>>>>>

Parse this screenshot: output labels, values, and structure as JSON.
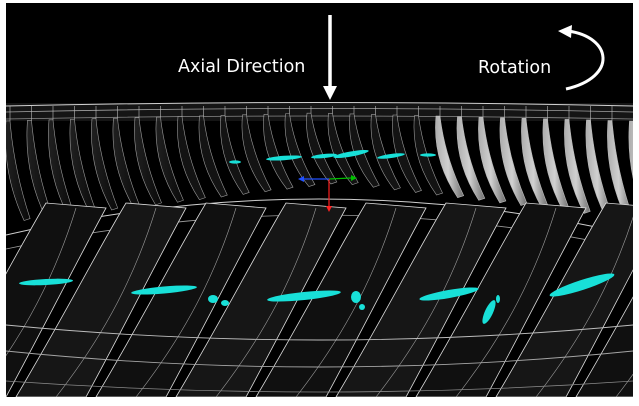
{
  "labels": {
    "axial_direction": "Axial Direction",
    "rotation": "Rotation"
  },
  "colors": {
    "background": "#000000",
    "vortex": "#18e0d8",
    "wireframe": "#c8c8c8",
    "blade": "#d0d0d0",
    "arrow": "#ffffff",
    "axis_x": "#00c000",
    "axis_y": "#ff2020",
    "axis_z": "#2050ff"
  },
  "icons": {
    "axial_arrow": "down-arrow-icon",
    "rotation_arrow": "curved-arrow-icon"
  }
}
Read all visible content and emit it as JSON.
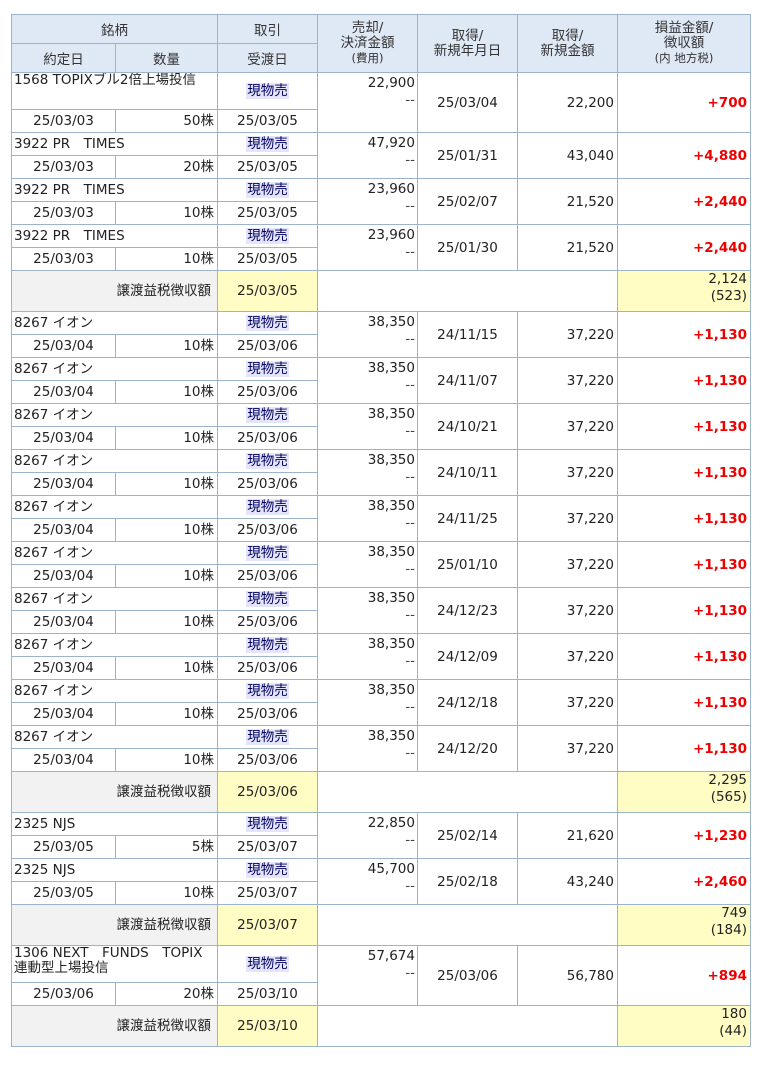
{
  "headers": {
    "brand": "銘柄",
    "trade": "取引",
    "sale_amount_l1": "売却/",
    "sale_amount_l2": "決済金額",
    "sale_amount_l3": "(費用)",
    "acq_date_l1": "取得/",
    "acq_date_l2": "新規年月日",
    "acq_amount_l1": "取得/",
    "acq_amount_l2": "新規金額",
    "pl_l1": "損益金額/",
    "pl_l2": "徴収額",
    "pl_l3": "(内 地方税)",
    "contract_date": "約定日",
    "quantity": "数量",
    "settlement_date": "受渡日"
  },
  "groups": [
    {
      "trades": [
        {
          "name": "1568 TOPIXブル2倍上場投信",
          "wrap": true,
          "type": "現物売",
          "sale": "22,900",
          "fee": "--",
          "acq_date": "25/03/04",
          "acq_amount": "22,200",
          "pl": "+700",
          "contract": "25/03/03",
          "qty": "50株",
          "settle": "25/03/05"
        },
        {
          "name": "3922 PR　TIMES",
          "type": "現物売",
          "sale": "47,920",
          "fee": "--",
          "acq_date": "25/01/31",
          "acq_amount": "43,040",
          "pl": "+4,880",
          "contract": "25/03/03",
          "qty": "20株",
          "settle": "25/03/05"
        },
        {
          "name": "3922 PR　TIMES",
          "type": "現物売",
          "sale": "23,960",
          "fee": "--",
          "acq_date": "25/02/07",
          "acq_amount": "21,520",
          "pl": "+2,440",
          "contract": "25/03/03",
          "qty": "10株",
          "settle": "25/03/05"
        },
        {
          "name": "3922 PR　TIMES",
          "type": "現物売",
          "sale": "23,960",
          "fee": "--",
          "acq_date": "25/01/30",
          "acq_amount": "21,520",
          "pl": "+2,440",
          "contract": "25/03/03",
          "qty": "10株",
          "settle": "25/03/05"
        }
      ],
      "tax": {
        "label": "譲渡益税徴収額",
        "date": "25/03/05",
        "amount": "2,124",
        "local": "(523)"
      }
    },
    {
      "trades": [
        {
          "name": "8267 イオン",
          "type": "現物売",
          "sale": "38,350",
          "fee": "--",
          "acq_date": "24/11/15",
          "acq_amount": "37,220",
          "pl": "+1,130",
          "contract": "25/03/04",
          "qty": "10株",
          "settle": "25/03/06"
        },
        {
          "name": "8267 イオン",
          "type": "現物売",
          "sale": "38,350",
          "fee": "--",
          "acq_date": "24/11/07",
          "acq_amount": "37,220",
          "pl": "+1,130",
          "contract": "25/03/04",
          "qty": "10株",
          "settle": "25/03/06"
        },
        {
          "name": "8267 イオン",
          "type": "現物売",
          "sale": "38,350",
          "fee": "--",
          "acq_date": "24/10/21",
          "acq_amount": "37,220",
          "pl": "+1,130",
          "contract": "25/03/04",
          "qty": "10株",
          "settle": "25/03/06"
        },
        {
          "name": "8267 イオン",
          "type": "現物売",
          "sale": "38,350",
          "fee": "--",
          "acq_date": "24/10/11",
          "acq_amount": "37,220",
          "pl": "+1,130",
          "contract": "25/03/04",
          "qty": "10株",
          "settle": "25/03/06"
        },
        {
          "name": "8267 イオン",
          "type": "現物売",
          "sale": "38,350",
          "fee": "--",
          "acq_date": "24/11/25",
          "acq_amount": "37,220",
          "pl": "+1,130",
          "contract": "25/03/04",
          "qty": "10株",
          "settle": "25/03/06"
        },
        {
          "name": "8267 イオン",
          "type": "現物売",
          "sale": "38,350",
          "fee": "--",
          "acq_date": "25/01/10",
          "acq_amount": "37,220",
          "pl": "+1,130",
          "contract": "25/03/04",
          "qty": "10株",
          "settle": "25/03/06"
        },
        {
          "name": "8267 イオン",
          "type": "現物売",
          "sale": "38,350",
          "fee": "--",
          "acq_date": "24/12/23",
          "acq_amount": "37,220",
          "pl": "+1,130",
          "contract": "25/03/04",
          "qty": "10株",
          "settle": "25/03/06"
        },
        {
          "name": "8267 イオン",
          "type": "現物売",
          "sale": "38,350",
          "fee": "--",
          "acq_date": "24/12/09",
          "acq_amount": "37,220",
          "pl": "+1,130",
          "contract": "25/03/04",
          "qty": "10株",
          "settle": "25/03/06"
        },
        {
          "name": "8267 イオン",
          "type": "現物売",
          "sale": "38,350",
          "fee": "--",
          "acq_date": "24/12/18",
          "acq_amount": "37,220",
          "pl": "+1,130",
          "contract": "25/03/04",
          "qty": "10株",
          "settle": "25/03/06"
        },
        {
          "name": "8267 イオン",
          "type": "現物売",
          "sale": "38,350",
          "fee": "--",
          "acq_date": "24/12/20",
          "acq_amount": "37,220",
          "pl": "+1,130",
          "contract": "25/03/04",
          "qty": "10株",
          "settle": "25/03/06"
        }
      ],
      "tax": {
        "label": "譲渡益税徴収額",
        "date": "25/03/06",
        "amount": "2,295",
        "local": "(565)"
      }
    },
    {
      "trades": [
        {
          "name": "2325 NJS",
          "type": "現物売",
          "sale": "22,850",
          "fee": "--",
          "acq_date": "25/02/14",
          "acq_amount": "21,620",
          "pl": "+1,230",
          "contract": "25/03/05",
          "qty": "5株",
          "settle": "25/03/07"
        },
        {
          "name": "2325 NJS",
          "type": "現物売",
          "sale": "45,700",
          "fee": "--",
          "acq_date": "25/02/18",
          "acq_amount": "43,240",
          "pl": "+2,460",
          "contract": "25/03/05",
          "qty": "10株",
          "settle": "25/03/07"
        }
      ],
      "tax": {
        "label": "譲渡益税徴収額",
        "date": "25/03/07",
        "amount": "749",
        "local": "(184)"
      }
    },
    {
      "trades": [
        {
          "name": "1306 NEXT　FUNDS　TOPIX連動型上場投信",
          "wrap": true,
          "type": "現物売",
          "sale": "57,674",
          "fee": "--",
          "acq_date": "25/03/06",
          "acq_amount": "56,780",
          "pl": "+894",
          "contract": "25/03/06",
          "qty": "20株",
          "settle": "25/03/10"
        }
      ],
      "tax": {
        "label": "譲渡益税徴収額",
        "date": "25/03/10",
        "amount": "180",
        "local": "(44)"
      }
    }
  ]
}
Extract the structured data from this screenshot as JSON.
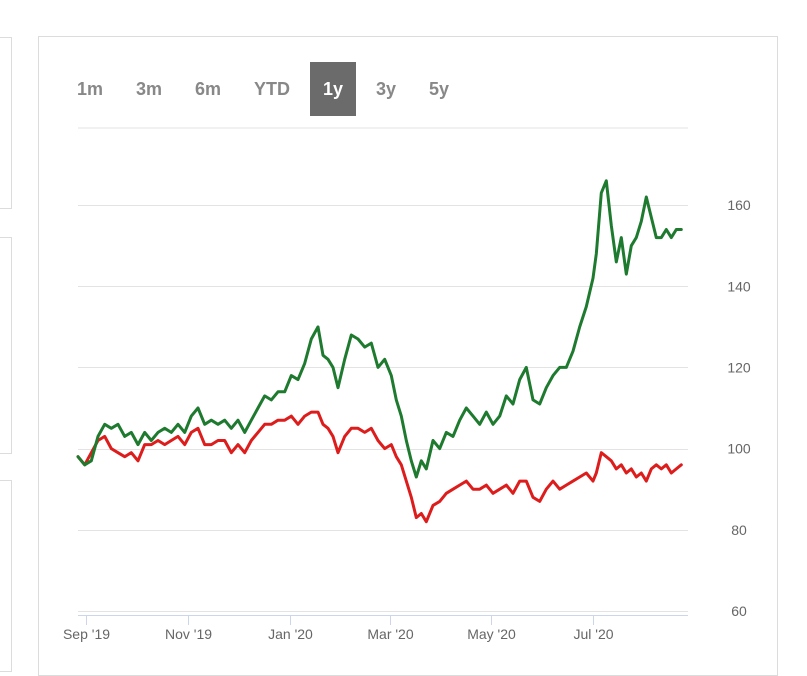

<<<<<

WORK TO BE COMPLETED. Give an exact reproduction of every line, leaving out any picture.

RESPONSE.
Parse this screenshot: output labels, values, and structure as JSON.
{
  "labels": {
    "axial_direction": "Axial Direction",
    "rotation": "Rotation"
  },
  "colors": {
    "background": "#000000",
    "vortex": "#18e0d8",
    "wireframe": "#c8c8c8",
    "blade": "#d0d0d0",
    "arrow": "#ffffff",
    "axis_x": "#00c000",
    "axis_y": "#ff2020",
    "axis_z": "#2050ff"
  },
  "icons": {
    "axial_arrow": "down-arrow-icon",
    "rotation_arrow": "curved-arrow-icon"
  }
}
Read all visible content and emit it as JSON.
{
  "headers": {
    "brand": "銘柄",
    "trade": "取引",
    "sale_amount_l1": "売却/",
    "sale_amount_l2": "決済金額",
    "sale_amount_l3": "(費用)",
    "acq_date_l1": "取得/",
    "acq_date_l2": "新規年月日",
    "acq_amount_l1": "取得/",
    "acq_amount_l2": "新規金額",
    "pl_l1": "損益金額/",
    "pl_l2": "徴収額",
    "pl_l3": "(内 地方税)",
    "contract_date": "約定日",
    "quantity": "数量",
    "settlement_date": "受渡日"
  },
  "groups": [
    {
      "trades": [
        {
          "name": "1568 TOPIXブル2倍上場投信",
          "wrap": true,
          "type": "現物売",
          "sale": "22,900",
          "fee": "--",
          "acq_date": "25/03/04",
          "acq_amount": "22,200",
          "pl": "+700",
          "contract": "25/03/03",
          "qty": "50株",
          "settle": "25/03/05"
        },
        {
          "name": "3922 PR　TIMES",
          "type": "現物売",
          "sale": "47,920",
          "fee": "--",
          "acq_date": "25/01/31",
          "acq_amount": "43,040",
          "pl": "+4,880",
          "contract": "25/03/03",
          "qty": "20株",
          "settle": "25/03/05"
        },
        {
          "name": "3922 PR　TIMES",
          "type": "現物売",
          "sale": "23,960",
          "fee": "--",
          "acq_date": "25/02/07",
          "acq_amount": "21,520",
          "pl": "+2,440",
          "contract": "25/03/03",
          "qty": "10株",
          "settle": "25/03/05"
        },
        {
          "name": "3922 PR　TIMES",
          "type": "現物売",
          "sale": "23,960",
          "fee": "--",
          "acq_date": "25/01/30",
          "acq_amount": "21,520",
          "pl": "+2,440",
          "contract": "25/03/03",
          "qty": "10株",
          "settle": "25/03/05"
        }
      ],
      "tax": {
        "label": "譲渡益税徴収額",
        "date": "25/03/05",
        "amount": "2,124",
        "local": "(523)"
      }
    },
    {
      "trades": [
        {
          "name": "8267 イオン",
          "type": "現物売",
          "sale": "38,350",
          "fee": "--",
          "acq_date": "24/11/15",
          "acq_amount": "37,220",
          "pl": "+1,130",
          "contract": "25/03/04",
          "qty": "10株",
          "settle": "25/03/06"
        },
        {
          "name": "8267 イオン",
          "type": "現物売",
          "sale": "38,350",
          "fee": "--",
          "acq_date": "24/11/07",
          "acq_amount": "37,220",
          "pl": "+1,130",
          "contract": "25/03/04",
          "qty": "10株",
          "settle": "25/03/06"
        },
        {
          "name": "8267 イオン",
          "type": "現物売",
          "sale": "38,350",
          "fee": "--",
          "acq_date": "24/10/21",
          "acq_amount": "37,220",
          "pl": "+1,130",
          "contract": "25/03/04",
          "qty": "10株",
          "settle": "25/03/06"
        },
        {
          "name": "8267 イオン",
          "type": "現物売",
          "sale": "38,350",
          "fee": "--",
          "acq_date": "24/10/11",
          "acq_amount": "37,220",
          "pl": "+1,130",
          "contract": "25/03/04",
          "qty": "10株",
          "settle": "25/03/06"
        },
        {
          "name": "8267 イオン",
          "type": "現物売",
          "sale": "38,350",
          "fee": "--",
          "acq_date": "24/11/25",
          "acq_amount": "37,220",
          "pl": "+1,130",
          "contract": "25/03/04",
          "qty": "10株",
          "settle": "25/03/06"
        },
        {
          "name": "8267 イオン",
          "type": "現物売",
          "sale": "38,350",
          "fee": "--",
          "acq_date": "25/01/10",
          "acq_amount": "37,220",
          "pl": "+1,130",
          "contract": "25/03/04",
          "qty": "10株",
          "settle": "25/03/06"
        },
        {
          "name": "8267 イオン",
          "type": "現物売",
          "sale": "38,350",
          "fee": "--",
          "acq_date": "24/12/23",
          "acq_amount": "37,220",
          "pl": "+1,130",
          "contract": "25/03/04",
          "qty": "10株",
          "settle": "25/03/06"
        },
        {
          "name": "8267 イオン",
          "type": "現物売",
          "sale": "38,350",
          "fee": "--",
          "acq_date": "24/12/09",
          "acq_amount": "37,220",
          "pl": "+1,130",
          "contract": "25/03/04",
          "qty": "10株",
          "settle": "25/03/06"
        },
        {
          "name": "8267 イオン",
          "type": "現物売",
          "sale": "38,350",
          "fee": "--",
          "acq_date": "24/12/18",
          "acq_amount": "37,220",
          "pl": "+1,130",
          "contract": "25/03/04",
          "qty": "10株",
          "settle": "25/03/06"
        },
        {
          "name": "8267 イオン",
          "type": "現物売",
          "sale": "38,350",
          "fee": "--",
          "acq_date": "24/12/20",
          "acq_amount": "37,220",
          "pl": "+1,130",
          "contract": "25/03/04",
          "qty": "10株",
          "settle": "25/03/06"
        }
      ],
      "tax": {
        "label": "譲渡益税徴収額",
        "date": "25/03/06",
        "amount": "2,295",
        "local": "(565)"
      }
    },
    {
      "trades": [
        {
          "name": "2325 NJS",
          "type": "現物売",
          "sale": "22,850",
          "fee": "--",
          "acq_date": "25/02/14",
          "acq_amount": "21,620",
          "pl": "+1,230",
          "contract": "25/03/05",
          "qty": "5株",
          "settle": "25/03/07"
        },
        {
          "name": "2325 NJS",
          "type": "現物売",
          "sale": "45,700",
          "fee": "--",
          "acq_date": "25/02/18",
          "acq_amount": "43,240",
          "pl": "+2,460",
          "contract": "25/03/05",
          "qty": "10株",
          "settle": "25/03/07"
        }
      ],
      "tax": {
        "label": "譲渡益税徴収額",
        "date": "25/03/07",
        "amount": "749",
        "local": "(184)"
      }
    },
    {
      "trades": [
        {
          "name": "1306 NEXT　FUNDS　TOPIX連動型上場投信",
          "wrap": true,
          "type": "現物売",
          "sale": "57,674",
          "fee": "--",
          "acq_date": "25/03/06",
          "acq_amount": "56,780",
          "pl": "+894",
          "contract": "25/03/06",
          "qty": "20株",
          "settle": "25/03/10"
        }
      ],
      "tax": {
        "label": "譲渡益税徴収額",
        "date": "25/03/10",
        "amount": "180",
        "local": "(44)"
      }
    }
  ]
}
Extract the structured data from this screenshot as JSON.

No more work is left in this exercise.